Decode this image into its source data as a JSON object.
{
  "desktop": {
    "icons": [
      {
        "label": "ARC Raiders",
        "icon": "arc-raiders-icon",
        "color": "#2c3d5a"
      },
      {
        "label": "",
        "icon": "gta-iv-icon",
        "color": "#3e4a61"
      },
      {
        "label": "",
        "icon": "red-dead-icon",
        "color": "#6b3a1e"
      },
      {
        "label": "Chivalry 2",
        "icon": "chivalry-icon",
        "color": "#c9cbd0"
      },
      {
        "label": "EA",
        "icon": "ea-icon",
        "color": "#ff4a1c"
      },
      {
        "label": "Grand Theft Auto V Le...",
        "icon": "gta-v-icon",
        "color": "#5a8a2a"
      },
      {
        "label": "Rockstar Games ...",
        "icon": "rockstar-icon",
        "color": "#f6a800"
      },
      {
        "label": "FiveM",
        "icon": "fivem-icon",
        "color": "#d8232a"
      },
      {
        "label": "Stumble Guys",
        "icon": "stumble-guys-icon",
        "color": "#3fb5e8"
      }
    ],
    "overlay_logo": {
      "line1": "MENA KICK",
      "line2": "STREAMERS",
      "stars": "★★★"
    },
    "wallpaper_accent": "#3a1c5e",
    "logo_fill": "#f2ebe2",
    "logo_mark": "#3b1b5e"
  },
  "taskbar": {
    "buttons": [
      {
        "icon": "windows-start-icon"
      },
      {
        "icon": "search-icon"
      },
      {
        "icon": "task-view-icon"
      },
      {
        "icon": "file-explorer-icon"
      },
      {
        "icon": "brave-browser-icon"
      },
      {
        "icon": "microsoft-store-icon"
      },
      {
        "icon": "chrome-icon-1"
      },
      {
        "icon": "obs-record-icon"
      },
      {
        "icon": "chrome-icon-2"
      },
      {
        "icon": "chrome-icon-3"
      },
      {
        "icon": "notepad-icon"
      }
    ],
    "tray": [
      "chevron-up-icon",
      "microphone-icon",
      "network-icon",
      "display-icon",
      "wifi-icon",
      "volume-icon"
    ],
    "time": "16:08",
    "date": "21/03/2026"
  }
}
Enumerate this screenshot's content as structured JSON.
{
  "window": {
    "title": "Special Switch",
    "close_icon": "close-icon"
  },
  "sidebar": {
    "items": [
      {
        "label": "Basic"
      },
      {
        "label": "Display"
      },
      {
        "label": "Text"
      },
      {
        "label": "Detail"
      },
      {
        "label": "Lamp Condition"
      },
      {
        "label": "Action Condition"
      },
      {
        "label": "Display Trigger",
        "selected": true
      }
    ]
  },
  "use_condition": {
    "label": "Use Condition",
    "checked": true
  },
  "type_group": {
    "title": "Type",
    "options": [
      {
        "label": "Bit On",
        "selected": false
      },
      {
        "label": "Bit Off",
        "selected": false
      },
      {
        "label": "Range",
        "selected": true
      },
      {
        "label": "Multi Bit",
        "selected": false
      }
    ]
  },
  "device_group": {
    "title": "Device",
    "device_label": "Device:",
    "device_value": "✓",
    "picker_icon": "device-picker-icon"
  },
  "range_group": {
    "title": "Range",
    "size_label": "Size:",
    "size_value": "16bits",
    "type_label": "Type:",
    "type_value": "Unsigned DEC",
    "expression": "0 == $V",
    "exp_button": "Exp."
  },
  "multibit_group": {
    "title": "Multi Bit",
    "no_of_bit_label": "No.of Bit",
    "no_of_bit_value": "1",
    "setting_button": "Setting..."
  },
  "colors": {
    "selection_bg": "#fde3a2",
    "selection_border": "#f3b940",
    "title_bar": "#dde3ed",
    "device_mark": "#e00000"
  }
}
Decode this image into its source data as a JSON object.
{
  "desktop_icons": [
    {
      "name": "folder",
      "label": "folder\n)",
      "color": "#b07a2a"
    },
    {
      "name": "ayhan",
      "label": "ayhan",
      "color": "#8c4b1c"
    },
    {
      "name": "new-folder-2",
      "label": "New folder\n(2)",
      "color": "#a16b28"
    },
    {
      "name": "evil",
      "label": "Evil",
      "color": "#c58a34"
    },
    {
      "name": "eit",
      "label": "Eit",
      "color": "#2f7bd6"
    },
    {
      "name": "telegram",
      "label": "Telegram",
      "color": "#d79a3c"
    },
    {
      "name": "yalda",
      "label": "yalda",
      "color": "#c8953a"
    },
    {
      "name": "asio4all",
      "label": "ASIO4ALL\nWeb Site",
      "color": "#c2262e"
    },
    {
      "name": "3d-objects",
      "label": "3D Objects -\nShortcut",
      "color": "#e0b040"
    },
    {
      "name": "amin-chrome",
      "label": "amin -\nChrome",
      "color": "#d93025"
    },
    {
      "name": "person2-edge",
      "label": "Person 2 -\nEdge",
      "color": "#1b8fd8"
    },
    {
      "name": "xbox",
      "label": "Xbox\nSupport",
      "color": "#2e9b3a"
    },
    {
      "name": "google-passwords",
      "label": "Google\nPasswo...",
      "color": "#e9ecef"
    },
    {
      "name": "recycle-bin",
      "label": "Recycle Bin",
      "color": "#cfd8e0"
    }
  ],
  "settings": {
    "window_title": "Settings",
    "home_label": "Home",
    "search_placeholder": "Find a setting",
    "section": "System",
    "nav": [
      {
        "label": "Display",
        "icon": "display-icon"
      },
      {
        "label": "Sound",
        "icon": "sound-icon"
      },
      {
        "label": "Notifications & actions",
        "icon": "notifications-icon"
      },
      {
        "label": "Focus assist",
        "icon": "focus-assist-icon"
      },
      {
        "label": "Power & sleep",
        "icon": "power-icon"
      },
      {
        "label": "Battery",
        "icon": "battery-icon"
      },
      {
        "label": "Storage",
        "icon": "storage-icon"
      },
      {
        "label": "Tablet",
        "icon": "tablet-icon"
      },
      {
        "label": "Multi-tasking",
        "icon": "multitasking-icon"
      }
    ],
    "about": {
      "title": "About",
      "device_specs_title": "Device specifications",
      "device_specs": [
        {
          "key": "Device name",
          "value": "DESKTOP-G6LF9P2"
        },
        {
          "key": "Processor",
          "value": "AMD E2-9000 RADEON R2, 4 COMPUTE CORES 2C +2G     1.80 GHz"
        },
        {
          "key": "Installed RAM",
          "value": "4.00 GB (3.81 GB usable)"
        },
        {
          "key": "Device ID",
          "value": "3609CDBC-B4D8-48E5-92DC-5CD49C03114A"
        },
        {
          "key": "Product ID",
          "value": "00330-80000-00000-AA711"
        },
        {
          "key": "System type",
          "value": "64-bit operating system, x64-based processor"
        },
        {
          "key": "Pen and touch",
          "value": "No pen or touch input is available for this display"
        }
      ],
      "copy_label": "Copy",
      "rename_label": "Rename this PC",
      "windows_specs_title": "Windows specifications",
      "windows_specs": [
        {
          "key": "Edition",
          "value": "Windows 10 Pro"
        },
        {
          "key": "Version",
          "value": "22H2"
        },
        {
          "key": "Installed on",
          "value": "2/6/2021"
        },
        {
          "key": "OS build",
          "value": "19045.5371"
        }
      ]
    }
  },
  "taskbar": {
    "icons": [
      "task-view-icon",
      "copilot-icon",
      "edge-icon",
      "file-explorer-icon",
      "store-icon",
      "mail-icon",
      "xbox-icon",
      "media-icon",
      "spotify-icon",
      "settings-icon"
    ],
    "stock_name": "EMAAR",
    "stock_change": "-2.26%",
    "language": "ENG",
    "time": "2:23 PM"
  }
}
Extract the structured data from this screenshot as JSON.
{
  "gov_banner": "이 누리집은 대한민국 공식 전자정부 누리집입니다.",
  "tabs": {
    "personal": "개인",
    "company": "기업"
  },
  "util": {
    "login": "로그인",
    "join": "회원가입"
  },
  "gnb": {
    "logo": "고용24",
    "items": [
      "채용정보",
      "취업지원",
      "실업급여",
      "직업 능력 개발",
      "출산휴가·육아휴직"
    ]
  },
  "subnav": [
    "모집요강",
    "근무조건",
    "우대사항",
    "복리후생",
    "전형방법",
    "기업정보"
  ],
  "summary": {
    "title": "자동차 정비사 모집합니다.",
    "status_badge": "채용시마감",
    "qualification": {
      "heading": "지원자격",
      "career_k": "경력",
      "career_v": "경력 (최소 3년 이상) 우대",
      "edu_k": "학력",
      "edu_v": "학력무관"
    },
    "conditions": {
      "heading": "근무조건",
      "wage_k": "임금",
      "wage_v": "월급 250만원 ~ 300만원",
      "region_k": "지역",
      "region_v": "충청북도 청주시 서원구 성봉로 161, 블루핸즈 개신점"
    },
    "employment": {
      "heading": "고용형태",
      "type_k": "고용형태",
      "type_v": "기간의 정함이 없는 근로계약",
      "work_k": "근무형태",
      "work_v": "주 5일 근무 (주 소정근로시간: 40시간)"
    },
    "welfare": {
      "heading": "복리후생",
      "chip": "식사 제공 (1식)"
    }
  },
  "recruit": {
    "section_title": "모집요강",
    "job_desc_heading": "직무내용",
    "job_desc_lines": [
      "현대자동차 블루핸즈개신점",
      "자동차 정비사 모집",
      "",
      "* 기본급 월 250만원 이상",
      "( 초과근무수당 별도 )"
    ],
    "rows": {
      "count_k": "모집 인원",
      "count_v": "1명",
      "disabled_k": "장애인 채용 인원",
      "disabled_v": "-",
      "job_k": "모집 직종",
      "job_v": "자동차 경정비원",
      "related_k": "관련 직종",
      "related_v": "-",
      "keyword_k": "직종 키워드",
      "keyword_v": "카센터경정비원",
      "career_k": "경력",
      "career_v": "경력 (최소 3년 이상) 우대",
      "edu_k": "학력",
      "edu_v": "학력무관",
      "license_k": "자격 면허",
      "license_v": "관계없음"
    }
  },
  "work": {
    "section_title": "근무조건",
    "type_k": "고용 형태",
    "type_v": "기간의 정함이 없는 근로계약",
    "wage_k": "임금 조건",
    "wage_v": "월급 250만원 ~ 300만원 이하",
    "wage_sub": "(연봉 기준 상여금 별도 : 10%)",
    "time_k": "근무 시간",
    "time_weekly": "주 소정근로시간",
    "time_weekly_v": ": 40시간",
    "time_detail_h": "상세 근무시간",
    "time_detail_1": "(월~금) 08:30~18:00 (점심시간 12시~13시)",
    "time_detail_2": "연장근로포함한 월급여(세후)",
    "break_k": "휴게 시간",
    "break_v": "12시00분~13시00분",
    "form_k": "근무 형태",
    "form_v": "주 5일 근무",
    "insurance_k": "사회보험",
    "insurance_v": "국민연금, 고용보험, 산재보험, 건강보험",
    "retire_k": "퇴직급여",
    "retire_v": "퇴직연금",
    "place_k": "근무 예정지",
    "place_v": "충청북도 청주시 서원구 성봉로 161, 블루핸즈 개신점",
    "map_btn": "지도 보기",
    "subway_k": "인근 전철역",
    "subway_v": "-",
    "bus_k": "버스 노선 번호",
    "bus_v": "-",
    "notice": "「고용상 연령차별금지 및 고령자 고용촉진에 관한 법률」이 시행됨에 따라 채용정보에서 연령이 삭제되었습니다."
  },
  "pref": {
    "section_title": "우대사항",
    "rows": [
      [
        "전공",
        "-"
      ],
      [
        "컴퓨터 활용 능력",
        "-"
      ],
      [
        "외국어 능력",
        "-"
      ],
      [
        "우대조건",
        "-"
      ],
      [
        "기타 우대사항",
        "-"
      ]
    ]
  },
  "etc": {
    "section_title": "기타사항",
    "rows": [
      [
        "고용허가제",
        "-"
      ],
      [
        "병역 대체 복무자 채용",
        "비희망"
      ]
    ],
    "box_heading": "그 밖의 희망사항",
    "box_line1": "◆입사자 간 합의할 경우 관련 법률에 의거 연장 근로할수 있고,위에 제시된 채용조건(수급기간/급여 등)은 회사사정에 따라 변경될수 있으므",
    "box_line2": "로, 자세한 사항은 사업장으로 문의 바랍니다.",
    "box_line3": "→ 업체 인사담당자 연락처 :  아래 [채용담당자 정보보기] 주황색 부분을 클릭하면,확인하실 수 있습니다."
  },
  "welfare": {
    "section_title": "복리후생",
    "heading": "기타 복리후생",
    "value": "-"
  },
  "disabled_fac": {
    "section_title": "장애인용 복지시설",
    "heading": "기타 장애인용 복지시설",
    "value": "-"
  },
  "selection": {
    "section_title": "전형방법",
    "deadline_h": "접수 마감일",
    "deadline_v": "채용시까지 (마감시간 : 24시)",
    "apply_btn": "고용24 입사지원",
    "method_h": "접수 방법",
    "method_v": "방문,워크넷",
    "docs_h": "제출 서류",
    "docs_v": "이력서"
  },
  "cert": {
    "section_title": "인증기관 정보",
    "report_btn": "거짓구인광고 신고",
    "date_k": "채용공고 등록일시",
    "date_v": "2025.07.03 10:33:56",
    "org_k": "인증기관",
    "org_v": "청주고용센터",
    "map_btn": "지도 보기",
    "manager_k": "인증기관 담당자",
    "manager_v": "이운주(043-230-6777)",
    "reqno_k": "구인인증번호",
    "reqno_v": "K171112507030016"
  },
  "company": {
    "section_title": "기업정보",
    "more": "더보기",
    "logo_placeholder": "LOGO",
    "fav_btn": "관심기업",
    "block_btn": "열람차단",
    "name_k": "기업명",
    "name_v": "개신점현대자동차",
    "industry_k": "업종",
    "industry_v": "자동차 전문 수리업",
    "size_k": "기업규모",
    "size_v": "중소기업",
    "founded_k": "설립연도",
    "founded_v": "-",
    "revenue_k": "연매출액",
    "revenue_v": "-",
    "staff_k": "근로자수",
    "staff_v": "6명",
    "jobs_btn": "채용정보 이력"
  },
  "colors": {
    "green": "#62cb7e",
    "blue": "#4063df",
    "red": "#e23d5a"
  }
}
________
SHORT PROBLEM ▸ What is the number of lines that hold the string "specifications"? Reply with that number alone.

RESPONSE TO THIS TASK ▸ 2